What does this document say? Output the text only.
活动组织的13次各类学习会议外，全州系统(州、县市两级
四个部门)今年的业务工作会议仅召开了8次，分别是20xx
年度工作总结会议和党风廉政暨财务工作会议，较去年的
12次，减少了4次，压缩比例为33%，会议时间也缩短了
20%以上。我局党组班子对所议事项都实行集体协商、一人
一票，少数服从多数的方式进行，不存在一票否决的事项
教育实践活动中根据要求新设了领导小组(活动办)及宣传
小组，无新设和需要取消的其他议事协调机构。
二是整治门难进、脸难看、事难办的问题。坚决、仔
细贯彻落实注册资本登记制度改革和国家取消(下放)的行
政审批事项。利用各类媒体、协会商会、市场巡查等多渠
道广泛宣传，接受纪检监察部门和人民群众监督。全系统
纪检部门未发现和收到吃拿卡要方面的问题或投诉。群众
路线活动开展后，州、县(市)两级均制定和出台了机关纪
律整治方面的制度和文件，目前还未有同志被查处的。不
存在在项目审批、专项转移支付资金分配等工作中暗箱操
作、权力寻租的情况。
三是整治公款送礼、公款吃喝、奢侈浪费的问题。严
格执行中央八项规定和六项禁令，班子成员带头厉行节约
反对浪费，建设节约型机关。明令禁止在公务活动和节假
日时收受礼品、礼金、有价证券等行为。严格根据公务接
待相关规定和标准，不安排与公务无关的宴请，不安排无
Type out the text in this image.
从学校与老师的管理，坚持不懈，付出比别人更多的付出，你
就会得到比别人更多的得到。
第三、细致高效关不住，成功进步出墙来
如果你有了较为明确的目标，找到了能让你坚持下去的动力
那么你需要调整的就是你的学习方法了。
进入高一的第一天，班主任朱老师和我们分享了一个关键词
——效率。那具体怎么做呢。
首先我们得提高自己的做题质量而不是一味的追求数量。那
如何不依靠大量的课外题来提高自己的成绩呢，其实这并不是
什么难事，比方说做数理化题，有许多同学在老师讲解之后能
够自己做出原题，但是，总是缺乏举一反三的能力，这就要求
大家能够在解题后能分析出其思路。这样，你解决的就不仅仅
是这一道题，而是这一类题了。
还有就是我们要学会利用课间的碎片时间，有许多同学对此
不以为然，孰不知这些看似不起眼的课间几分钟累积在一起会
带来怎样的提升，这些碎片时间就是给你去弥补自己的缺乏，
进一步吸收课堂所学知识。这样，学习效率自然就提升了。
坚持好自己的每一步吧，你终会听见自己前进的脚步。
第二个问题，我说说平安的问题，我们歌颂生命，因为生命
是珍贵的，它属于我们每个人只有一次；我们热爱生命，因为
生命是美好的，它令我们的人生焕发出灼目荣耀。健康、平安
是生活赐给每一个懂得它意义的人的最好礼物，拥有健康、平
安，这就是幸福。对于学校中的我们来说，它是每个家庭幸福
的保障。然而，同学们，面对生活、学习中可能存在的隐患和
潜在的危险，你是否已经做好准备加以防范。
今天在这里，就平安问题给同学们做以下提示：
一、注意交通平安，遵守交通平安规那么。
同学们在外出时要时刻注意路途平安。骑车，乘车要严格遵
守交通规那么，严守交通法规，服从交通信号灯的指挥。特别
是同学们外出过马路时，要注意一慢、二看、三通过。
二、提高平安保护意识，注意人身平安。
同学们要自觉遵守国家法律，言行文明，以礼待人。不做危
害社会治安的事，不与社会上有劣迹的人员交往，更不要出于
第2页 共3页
──────
_What the task requires_
Using the entries above, please restate each one word for word.

_Result_
What does this document say? Output the text only.
活动组织的13次各类学习会议外，全州系统(州、县市两级
四个部门)今年的业务工作会议仅召开了8次，分别是20xx
年度工作总结会议和党风廉政暨财务工作会议，较去年的
12次，减少了4次，压缩比例为33%，会议时间也缩短了
20%以上。我局党组班子对所议事项都实行集体协商、一人
一票，少数服从多数的方式进行，不存在一票否决的事项
教育实践活动中根据要求新设了领导小组(活动办)及宣传
小组，无新设和需要取消的其他议事协调机构。
二是整治门难进、脸难看、事难办的问题。坚决、仔
细贯彻落实注册资本登记制度改革和国家取消(下放)的行
政审批事项。利用各类媒体、协会商会、市场巡查等多渠
道广泛宣传，接受纪检监察部门和人民群众监督。全系统
纪检部门未发现和收到吃拿卡要方面的问题或投诉。群众
路线活动开展后，州、县(市)两级均制定和出台了机关纪
律整治方面的制度和文件，目前还未有同志被查处的。不
存在在项目审批、专项转移支付资金分配等工作中暗箱操
作、权力寻租的情况。
三是整治公款送礼、公款吃喝、奢侈浪费的问题。严
格执行中央八项规定和六项禁令，班子成员带头厉行节约
反对浪费，建设节约型机关。明令禁止在公务活动和节假
日时收受礼品、礼金、有价证券等行为。严格根据公务接
待相关规定和标准，不安排与公务无关的宴请，不安排无
Type out the text in this image.
从学校与老师的管理，坚持不懈，付出比别人更多的付出，你
就会得到比别人更多的得到。
第三、细致高效关不住，成功进步出墙来
如果你有了较为明确的目标，找到了能让你坚持下去的动力
那么你需要调整的就是你的学习方法了。
进入高一的第一天，班主任朱老师和我们分享了一个关键词
——效率。那具体怎么做呢。
首先我们得提高自己的做题质量而不是一味的追求数量。那
如何不依靠大量的课外题来提高自己的成绩呢，其实这并不是
什么难事，比方说做数理化题，有许多同学在老师讲解之后能
够自己做出原题，但是，总是缺乏举一反三的能力，这就要求
大家能够在解题后能分析出其思路。这样，你解决的就不仅仅
是这一道题，而是这一类题了。
还有就是我们要学会利用课间的碎片时间，有许多同学对此
不以为然，孰不知这些看似不起眼的课间几分钟累积在一起会
带来怎样的提升，这些碎片时间就是给你去弥补自己的缺乏，
进一步吸收课堂所学知识。这样，学习效率自然就提升了。
坚持好自己的每一步吧，你终会听见自己前进的脚步。
第二个问题，我说说平安的问题，我们歌颂生命，因为生命
是珍贵的，它属于我们每个人只有一次；我们热爱生命，因为
生命是美好的，它令我们的人生焕发出灼目荣耀。健康、平安
是生活赐给每一个懂得它意义的人的最好礼物，拥有健康、平
安，这就是幸福。对于学校中的我们来说，它是每个家庭幸福
的保障。然而，同学们，面对生活、学习中可能存在的隐患和
潜在的危险，你是否已经做好准备加以防范。
今天在这里，就平安问题给同学们做以下提示：
一、注意交通平安，遵守交通平安规那么。
同学们在外出时要时刻注意路途平安。骑车，乘车要严格遵
守交通规那么，严守交通法规，服从交通信号灯的指挥。特别
是同学们外出过马路时，要注意一慢、二看、三通过。
二、提高平安保护意识，注意人身平安。
同学们要自觉遵守国家法律，言行文明，以礼待人。不做危
害社会治安的事，不与社会上有劣迹的人员交往，更不要出于
第2页 共3页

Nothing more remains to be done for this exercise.